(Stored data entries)
▶

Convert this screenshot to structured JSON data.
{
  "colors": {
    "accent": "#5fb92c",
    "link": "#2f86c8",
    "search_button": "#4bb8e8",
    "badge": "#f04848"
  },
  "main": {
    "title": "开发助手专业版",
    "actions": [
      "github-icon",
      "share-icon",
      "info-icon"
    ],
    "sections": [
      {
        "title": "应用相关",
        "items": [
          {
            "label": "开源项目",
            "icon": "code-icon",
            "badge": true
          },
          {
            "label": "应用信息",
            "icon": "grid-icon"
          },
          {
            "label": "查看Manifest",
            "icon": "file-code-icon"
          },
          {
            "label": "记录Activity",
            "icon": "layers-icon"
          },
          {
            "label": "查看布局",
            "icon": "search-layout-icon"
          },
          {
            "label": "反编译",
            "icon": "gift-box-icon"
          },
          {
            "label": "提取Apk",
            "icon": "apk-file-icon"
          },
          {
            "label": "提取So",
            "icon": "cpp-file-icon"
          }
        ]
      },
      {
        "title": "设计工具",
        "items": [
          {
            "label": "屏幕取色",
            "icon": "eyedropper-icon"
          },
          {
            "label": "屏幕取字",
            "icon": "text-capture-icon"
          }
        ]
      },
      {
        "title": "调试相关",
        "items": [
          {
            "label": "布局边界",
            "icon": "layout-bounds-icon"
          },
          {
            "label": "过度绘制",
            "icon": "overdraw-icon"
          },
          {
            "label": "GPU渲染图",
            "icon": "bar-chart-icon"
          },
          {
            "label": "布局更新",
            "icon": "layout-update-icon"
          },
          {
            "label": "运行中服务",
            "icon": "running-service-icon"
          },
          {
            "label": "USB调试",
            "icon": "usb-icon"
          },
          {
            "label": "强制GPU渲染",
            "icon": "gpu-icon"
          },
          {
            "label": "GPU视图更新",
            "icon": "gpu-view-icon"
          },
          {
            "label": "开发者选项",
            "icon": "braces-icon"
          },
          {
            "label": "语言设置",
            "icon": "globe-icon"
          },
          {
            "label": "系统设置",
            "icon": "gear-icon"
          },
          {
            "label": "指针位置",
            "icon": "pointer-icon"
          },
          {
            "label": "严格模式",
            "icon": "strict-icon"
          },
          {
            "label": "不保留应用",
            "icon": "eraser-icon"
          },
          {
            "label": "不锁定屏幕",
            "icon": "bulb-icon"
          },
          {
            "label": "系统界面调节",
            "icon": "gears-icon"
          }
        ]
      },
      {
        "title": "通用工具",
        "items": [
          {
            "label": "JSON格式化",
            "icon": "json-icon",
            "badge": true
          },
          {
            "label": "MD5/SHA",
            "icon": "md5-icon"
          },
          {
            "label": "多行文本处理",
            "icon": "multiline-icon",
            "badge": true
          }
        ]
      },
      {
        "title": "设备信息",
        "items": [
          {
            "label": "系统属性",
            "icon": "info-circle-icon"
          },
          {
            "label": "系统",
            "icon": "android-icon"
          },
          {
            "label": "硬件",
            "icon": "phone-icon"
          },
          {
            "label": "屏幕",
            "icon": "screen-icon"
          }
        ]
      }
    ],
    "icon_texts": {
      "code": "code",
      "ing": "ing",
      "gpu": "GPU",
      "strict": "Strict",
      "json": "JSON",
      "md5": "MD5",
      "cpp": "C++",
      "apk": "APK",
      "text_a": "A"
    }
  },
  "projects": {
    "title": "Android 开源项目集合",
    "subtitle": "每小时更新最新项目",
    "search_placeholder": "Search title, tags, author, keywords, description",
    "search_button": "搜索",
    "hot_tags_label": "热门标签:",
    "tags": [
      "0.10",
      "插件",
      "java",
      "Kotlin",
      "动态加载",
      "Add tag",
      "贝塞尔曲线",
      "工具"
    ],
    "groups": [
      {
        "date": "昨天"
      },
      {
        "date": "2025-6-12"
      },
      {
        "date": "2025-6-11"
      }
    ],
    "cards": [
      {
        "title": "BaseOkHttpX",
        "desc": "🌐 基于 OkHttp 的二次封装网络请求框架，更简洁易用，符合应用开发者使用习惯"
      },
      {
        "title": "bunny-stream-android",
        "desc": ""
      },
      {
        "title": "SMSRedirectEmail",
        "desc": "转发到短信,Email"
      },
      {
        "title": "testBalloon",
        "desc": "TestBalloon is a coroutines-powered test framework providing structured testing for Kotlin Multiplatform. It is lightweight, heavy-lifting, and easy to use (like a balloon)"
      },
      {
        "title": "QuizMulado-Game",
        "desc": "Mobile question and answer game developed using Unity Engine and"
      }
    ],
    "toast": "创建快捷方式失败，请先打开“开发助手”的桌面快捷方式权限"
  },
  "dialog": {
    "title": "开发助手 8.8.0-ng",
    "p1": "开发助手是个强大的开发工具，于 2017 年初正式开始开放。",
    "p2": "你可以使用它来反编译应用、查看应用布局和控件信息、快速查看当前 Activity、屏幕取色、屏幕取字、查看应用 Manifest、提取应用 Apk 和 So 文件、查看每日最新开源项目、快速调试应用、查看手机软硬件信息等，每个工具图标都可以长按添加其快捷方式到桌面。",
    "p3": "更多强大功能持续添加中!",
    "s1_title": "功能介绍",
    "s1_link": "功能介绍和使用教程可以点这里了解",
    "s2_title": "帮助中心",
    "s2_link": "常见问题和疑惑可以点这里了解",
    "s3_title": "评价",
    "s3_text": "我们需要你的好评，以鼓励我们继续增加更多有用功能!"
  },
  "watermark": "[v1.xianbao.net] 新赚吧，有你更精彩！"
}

◀

WHAT TO PRODUCE
Give all the records again. Match them exactly.

TASK OUTPUT
Convert this screenshot to structured JSON data.
{
  "colors": {
    "accent": "#5fb92c",
    "link": "#2f86c8",
    "search_button": "#4bb8e8",
    "badge": "#f04848"
  },
  "main": {
    "title": "开发助手专业版",
    "actions": [
      "github-icon",
      "share-icon",
      "info-icon"
    ],
    "sections": [
      {
        "title": "应用相关",
        "items": [
          {
            "label": "开源项目",
            "icon": "code-icon",
            "badge": true
          },
          {
            "label": "应用信息",
            "icon": "grid-icon"
          },
          {
            "label": "查看Manifest",
            "icon": "file-code-icon"
          },
          {
            "label": "记录Activity",
            "icon": "layers-icon"
          },
          {
            "label": "查看布局",
            "icon": "search-layout-icon"
          },
          {
            "label": "反编译",
            "icon": "gift-box-icon"
          },
          {
            "label": "提取Apk",
            "icon": "apk-file-icon"
          },
          {
            "label": "提取So",
            "icon": "cpp-file-icon"
          }
        ]
      },
      {
        "title": "设计工具",
        "items": [
          {
            "label": "屏幕取色",
            "icon": "eyedropper-icon"
          },
          {
            "label": "屏幕取字",
            "icon": "text-capture-icon"
          }
        ]
      },
      {
        "title": "调试相关",
        "items": [
          {
            "label": "布局边界",
            "icon": "layout-bounds-icon"
          },
          {
            "label": "过度绘制",
            "icon": "overdraw-icon"
          },
          {
            "label": "GPU渲染图",
            "icon": "bar-chart-icon"
          },
          {
            "label": "布局更新",
            "icon": "layout-update-icon"
          },
          {
            "label": "运行中服务",
            "icon": "running-service-icon"
          },
          {
            "label": "USB调试",
            "icon": "usb-icon"
          },
          {
            "label": "强制GPU渲染",
            "icon": "gpu-icon"
          },
          {
            "label": "GPU视图更新",
            "icon": "gpu-view-icon"
          },
          {
            "label": "开发者选项",
            "icon": "braces-icon"
          },
          {
            "label": "语言设置",
            "icon": "globe-icon"
          },
          {
            "label": "系统设置",
            "icon": "gear-icon"
          },
          {
            "label": "指针位置",
            "icon": "pointer-icon"
          },
          {
            "label": "严格模式",
            "icon": "strict-icon"
          },
          {
            "label": "不保留应用",
            "icon": "eraser-icon"
          },
          {
            "label": "不锁定屏幕",
            "icon": "bulb-icon"
          },
          {
            "label": "系统界面调节",
            "icon": "gears-icon"
          }
        ]
      },
      {
        "title": "通用工具",
        "items": [
          {
            "label": "JSON格式化",
            "icon": "json-icon",
            "badge": true
          },
          {
            "label": "MD5/SHA",
            "icon": "md5-icon"
          },
          {
            "label": "多行文本处理",
            "icon": "multiline-icon",
            "badge": true
          }
        ]
      },
      {
        "title": "设备信息",
        "items": [
          {
            "label": "系统属性",
            "icon": "info-circle-icon"
          },
          {
            "label": "系统",
            "icon": "android-icon"
          },
          {
            "label": "硬件",
            "icon": "phone-icon"
          },
          {
            "label": "屏幕",
            "icon": "screen-icon"
          }
        ]
      }
    ],
    "icon_texts": {
      "code": "code",
      "ing": "ing",
      "gpu": "GPU",
      "strict": "Strict",
      "json": "JSON",
      "md5": "MD5",
      "cpp": "C++",
      "apk": "APK",
      "text_a": "A"
    }
  },
  "projects": {
    "title": "Android 开源项目集合",
    "subtitle": "每小时更新最新项目",
    "search_placeholder": "Search title, tags, author, keywords, description",
    "search_button": "搜索",
    "hot_tags_label": "热门标签:",
    "tags": [
      "0.10",
      "插件",
      "java",
      "Kotlin",
      "动态加载",
      "Add tag",
      "贝塞尔曲线",
      "工具"
    ],
    "groups": [
      {
        "date": "昨天"
      },
      {
        "date": "2025-6-12"
      },
      {
        "date": "2025-6-11"
      }
    ],
    "cards": [
      {
        "title": "BaseOkHttpX",
        "desc": "🌐 基于 OkHttp 的二次封装网络请求框架，更简洁易用，符合应用开发者使用习惯"
      },
      {
        "title": "bunny-stream-android",
        "desc": ""
      },
      {
        "title": "SMSRedirectEmail",
        "desc": "转发到短信,Email"
      },
      {
        "title": "testBalloon",
        "desc": "TestBalloon is a coroutines-powered test framework providing structured testing for Kotlin Multiplatform. It is lightweight, heavy-lifting, and easy to use (like a balloon)"
      },
      {
        "title": "QuizMulado-Game",
        "desc": "Mobile question and answer game developed using Unity Engine and"
      }
    ],
    "toast": "创建快捷方式失败，请先打开“开发助手”的桌面快捷方式权限"
  },
  "dialog": {
    "title": "开发助手 8.8.0-ng",
    "p1": "开发助手是个强大的开发工具，于 2017 年初正式开始开放。",
    "p2": "你可以使用它来反编译应用、查看应用布局和控件信息、快速查看当前 Activity、屏幕取色、屏幕取字、查看应用 Manifest、提取应用 Apk 和 So 文件、查看每日最新开源项目、快速调试应用、查看手机软硬件信息等，每个工具图标都可以长按添加其快捷方式到桌面。",
    "p3": "更多强大功能持续添加中!",
    "s1_title": "功能介绍",
    "s1_link": "功能介绍和使用教程可以点这里了解",
    "s2_title": "帮助中心",
    "s2_link": "常见问题和疑惑可以点这里了解",
    "s3_title": "评价",
    "s3_text": "我们需要你的好评，以鼓励我们继续增加更多有用功能!"
  },
  "watermark": "[v1.xianbao.net] 新赚吧，有你更精彩！"
}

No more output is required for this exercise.